■ Instruction: Locate every line in the records below that holds the word "Display" and return each one.

(Data entries)
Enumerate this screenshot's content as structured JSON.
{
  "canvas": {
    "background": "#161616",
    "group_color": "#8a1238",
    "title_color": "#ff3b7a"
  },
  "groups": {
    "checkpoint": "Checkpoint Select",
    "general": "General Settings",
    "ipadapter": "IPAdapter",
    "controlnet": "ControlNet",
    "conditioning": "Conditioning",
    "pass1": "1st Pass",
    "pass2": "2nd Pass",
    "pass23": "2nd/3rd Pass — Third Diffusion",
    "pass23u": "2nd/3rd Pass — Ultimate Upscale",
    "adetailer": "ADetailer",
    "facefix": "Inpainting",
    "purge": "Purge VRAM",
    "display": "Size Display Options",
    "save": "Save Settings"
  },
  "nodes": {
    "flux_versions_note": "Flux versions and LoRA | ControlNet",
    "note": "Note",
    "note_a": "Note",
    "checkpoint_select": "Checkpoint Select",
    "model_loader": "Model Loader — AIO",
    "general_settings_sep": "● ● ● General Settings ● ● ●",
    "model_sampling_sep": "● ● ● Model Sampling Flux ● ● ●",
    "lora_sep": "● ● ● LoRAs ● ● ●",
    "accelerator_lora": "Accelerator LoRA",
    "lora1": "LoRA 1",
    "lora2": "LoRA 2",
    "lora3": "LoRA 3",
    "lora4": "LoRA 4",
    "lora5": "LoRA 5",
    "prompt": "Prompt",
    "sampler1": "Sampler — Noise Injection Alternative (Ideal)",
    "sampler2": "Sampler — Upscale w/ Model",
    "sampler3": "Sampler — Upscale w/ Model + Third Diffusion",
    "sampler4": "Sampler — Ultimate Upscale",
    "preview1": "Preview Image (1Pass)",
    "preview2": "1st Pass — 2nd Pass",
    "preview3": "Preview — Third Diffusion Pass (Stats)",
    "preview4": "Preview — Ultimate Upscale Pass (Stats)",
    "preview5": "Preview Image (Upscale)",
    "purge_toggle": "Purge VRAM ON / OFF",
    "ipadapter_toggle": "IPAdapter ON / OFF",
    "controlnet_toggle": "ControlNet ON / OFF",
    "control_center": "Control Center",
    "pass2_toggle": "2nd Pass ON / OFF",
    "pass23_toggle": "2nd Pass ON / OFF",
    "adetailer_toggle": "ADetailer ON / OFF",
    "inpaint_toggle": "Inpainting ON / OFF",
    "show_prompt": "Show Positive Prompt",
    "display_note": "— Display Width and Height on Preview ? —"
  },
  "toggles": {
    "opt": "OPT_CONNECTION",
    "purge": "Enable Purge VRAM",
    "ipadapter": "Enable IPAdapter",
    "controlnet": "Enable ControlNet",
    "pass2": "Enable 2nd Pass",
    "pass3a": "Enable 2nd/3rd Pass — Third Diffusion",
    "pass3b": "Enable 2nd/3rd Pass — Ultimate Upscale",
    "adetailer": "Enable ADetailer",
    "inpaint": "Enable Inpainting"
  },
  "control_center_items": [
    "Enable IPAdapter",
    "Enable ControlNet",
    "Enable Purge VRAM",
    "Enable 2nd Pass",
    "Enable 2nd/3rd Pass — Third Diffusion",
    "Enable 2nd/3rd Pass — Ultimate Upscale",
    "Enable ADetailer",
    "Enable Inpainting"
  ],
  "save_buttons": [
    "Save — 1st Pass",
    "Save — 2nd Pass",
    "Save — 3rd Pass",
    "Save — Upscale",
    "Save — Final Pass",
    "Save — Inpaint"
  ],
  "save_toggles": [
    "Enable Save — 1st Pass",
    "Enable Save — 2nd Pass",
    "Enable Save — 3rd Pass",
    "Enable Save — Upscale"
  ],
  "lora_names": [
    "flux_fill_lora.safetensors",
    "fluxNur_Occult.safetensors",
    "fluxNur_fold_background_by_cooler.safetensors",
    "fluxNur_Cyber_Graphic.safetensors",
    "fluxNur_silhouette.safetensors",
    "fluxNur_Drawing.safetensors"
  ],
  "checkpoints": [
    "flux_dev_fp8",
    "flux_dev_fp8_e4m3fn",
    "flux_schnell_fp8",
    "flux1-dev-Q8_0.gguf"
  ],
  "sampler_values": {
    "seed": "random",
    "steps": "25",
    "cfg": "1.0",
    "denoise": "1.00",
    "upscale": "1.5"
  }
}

■ The output:
    "display": "Size Display Options",
    "display_note": "— Display Width and Height on Preview ? —"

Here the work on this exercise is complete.